= Goal =
Select the lines that hold the word "sahabilerin" and copy each one.

(Extracted records)

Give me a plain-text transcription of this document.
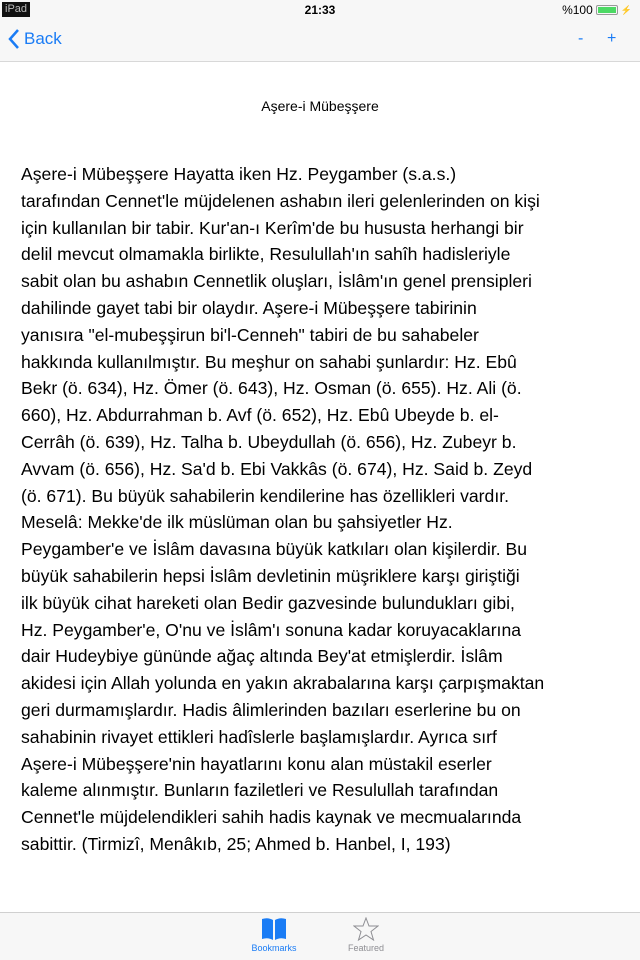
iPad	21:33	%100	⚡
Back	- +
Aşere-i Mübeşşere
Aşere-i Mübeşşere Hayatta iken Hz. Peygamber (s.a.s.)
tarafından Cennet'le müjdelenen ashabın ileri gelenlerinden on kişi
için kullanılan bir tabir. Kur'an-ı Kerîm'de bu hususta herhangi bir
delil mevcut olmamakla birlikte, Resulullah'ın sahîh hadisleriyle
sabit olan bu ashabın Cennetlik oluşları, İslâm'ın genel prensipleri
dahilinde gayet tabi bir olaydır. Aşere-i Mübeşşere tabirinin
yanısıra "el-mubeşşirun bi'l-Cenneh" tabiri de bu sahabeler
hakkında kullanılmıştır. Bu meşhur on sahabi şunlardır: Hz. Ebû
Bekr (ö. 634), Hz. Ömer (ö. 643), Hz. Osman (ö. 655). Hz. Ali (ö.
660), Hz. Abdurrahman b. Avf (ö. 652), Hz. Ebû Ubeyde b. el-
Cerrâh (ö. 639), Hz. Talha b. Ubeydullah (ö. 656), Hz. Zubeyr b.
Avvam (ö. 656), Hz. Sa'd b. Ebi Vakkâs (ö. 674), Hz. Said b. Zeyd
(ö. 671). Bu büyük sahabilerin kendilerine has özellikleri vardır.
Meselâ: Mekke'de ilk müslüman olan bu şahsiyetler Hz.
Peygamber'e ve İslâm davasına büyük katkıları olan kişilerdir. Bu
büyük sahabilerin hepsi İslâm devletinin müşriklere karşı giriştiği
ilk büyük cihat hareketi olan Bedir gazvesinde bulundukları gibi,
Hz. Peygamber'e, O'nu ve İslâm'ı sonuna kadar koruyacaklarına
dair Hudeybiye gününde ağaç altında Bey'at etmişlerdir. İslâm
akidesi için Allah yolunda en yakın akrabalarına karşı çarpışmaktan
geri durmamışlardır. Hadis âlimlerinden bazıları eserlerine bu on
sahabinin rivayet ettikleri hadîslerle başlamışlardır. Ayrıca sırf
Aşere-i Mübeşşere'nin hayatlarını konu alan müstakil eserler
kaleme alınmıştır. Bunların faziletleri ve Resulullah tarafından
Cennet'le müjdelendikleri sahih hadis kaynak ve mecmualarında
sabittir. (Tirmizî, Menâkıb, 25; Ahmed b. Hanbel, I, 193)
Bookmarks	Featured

= Answer for this exercise =
(ö. 671). Bu büyük sahabilerin kendilerine has özellikleri vardır.
büyük sahabilerin hepsi İslâm devletinin müşriklere karşı giriştiği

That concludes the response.